* Data for this exercise:
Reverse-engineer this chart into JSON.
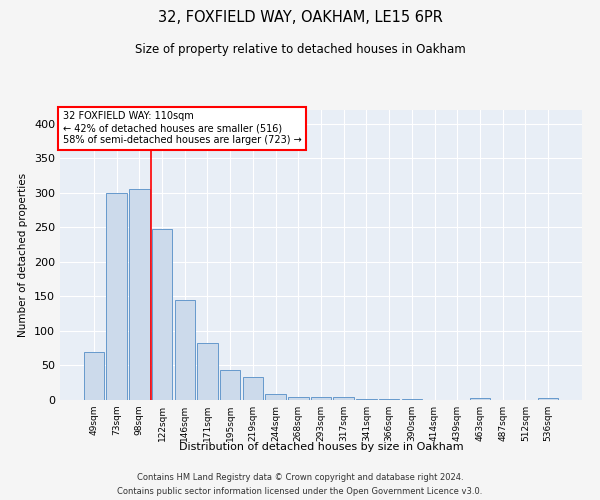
{
  "title1": "32, FOXFIELD WAY, OAKHAM, LE15 6PR",
  "title2": "Size of property relative to detached houses in Oakham",
  "xlabel": "Distribution of detached houses by size in Oakham",
  "ylabel": "Number of detached properties",
  "categories": [
    "49sqm",
    "73sqm",
    "98sqm",
    "122sqm",
    "146sqm",
    "171sqm",
    "195sqm",
    "219sqm",
    "244sqm",
    "268sqm",
    "293sqm",
    "317sqm",
    "341sqm",
    "366sqm",
    "390sqm",
    "414sqm",
    "439sqm",
    "463sqm",
    "487sqm",
    "512sqm",
    "536sqm"
  ],
  "values": [
    70,
    300,
    305,
    248,
    145,
    82,
    44,
    33,
    9,
    5,
    5,
    5,
    1,
    1,
    1,
    0,
    0,
    3,
    0,
    0,
    3
  ],
  "bar_color": "#ccdaeb",
  "bar_edge_color": "#6699cc",
  "bg_color": "#e8eef6",
  "grid_color": "#ffffff",
  "annotation_text": "32 FOXFIELD WAY: 110sqm\n← 42% of detached houses are smaller (516)\n58% of semi-detached houses are larger (723) →",
  "redline_x": 2.5,
  "footer1": "Contains HM Land Registry data © Crown copyright and database right 2024.",
  "footer2": "Contains public sector information licensed under the Open Government Licence v3.0.",
  "ylim": [
    0,
    420
  ],
  "yticks": [
    0,
    50,
    100,
    150,
    200,
    250,
    300,
    350,
    400
  ],
  "fig_bg": "#f5f5f5"
}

* Directive: Leave the pictures out and output the rest of the listing exactly.

* Solution:
Reverse-engineer this chart into JSON.
{
  "title1": "32, FOXFIELD WAY, OAKHAM, LE15 6PR",
  "title2": "Size of property relative to detached houses in Oakham",
  "xlabel": "Distribution of detached houses by size in Oakham",
  "ylabel": "Number of detached properties",
  "categories": [
    "49sqm",
    "73sqm",
    "98sqm",
    "122sqm",
    "146sqm",
    "171sqm",
    "195sqm",
    "219sqm",
    "244sqm",
    "268sqm",
    "293sqm",
    "317sqm",
    "341sqm",
    "366sqm",
    "390sqm",
    "414sqm",
    "439sqm",
    "463sqm",
    "487sqm",
    "512sqm",
    "536sqm"
  ],
  "values": [
    70,
    300,
    305,
    248,
    145,
    82,
    44,
    33,
    9,
    5,
    5,
    5,
    1,
    1,
    1,
    0,
    0,
    3,
    0,
    0,
    3
  ],
  "bar_color": "#ccdaeb",
  "bar_edge_color": "#6699cc",
  "bg_color": "#e8eef6",
  "grid_color": "#ffffff",
  "annotation_text": "32 FOXFIELD WAY: 110sqm\n← 42% of detached houses are smaller (516)\n58% of semi-detached houses are larger (723) →",
  "redline_x": 2.5,
  "footer1": "Contains HM Land Registry data © Crown copyright and database right 2024.",
  "footer2": "Contains public sector information licensed under the Open Government Licence v3.0.",
  "ylim": [
    0,
    420
  ],
  "yticks": [
    0,
    50,
    100,
    150,
    200,
    250,
    300,
    350,
    400
  ],
  "fig_bg": "#f5f5f5"
}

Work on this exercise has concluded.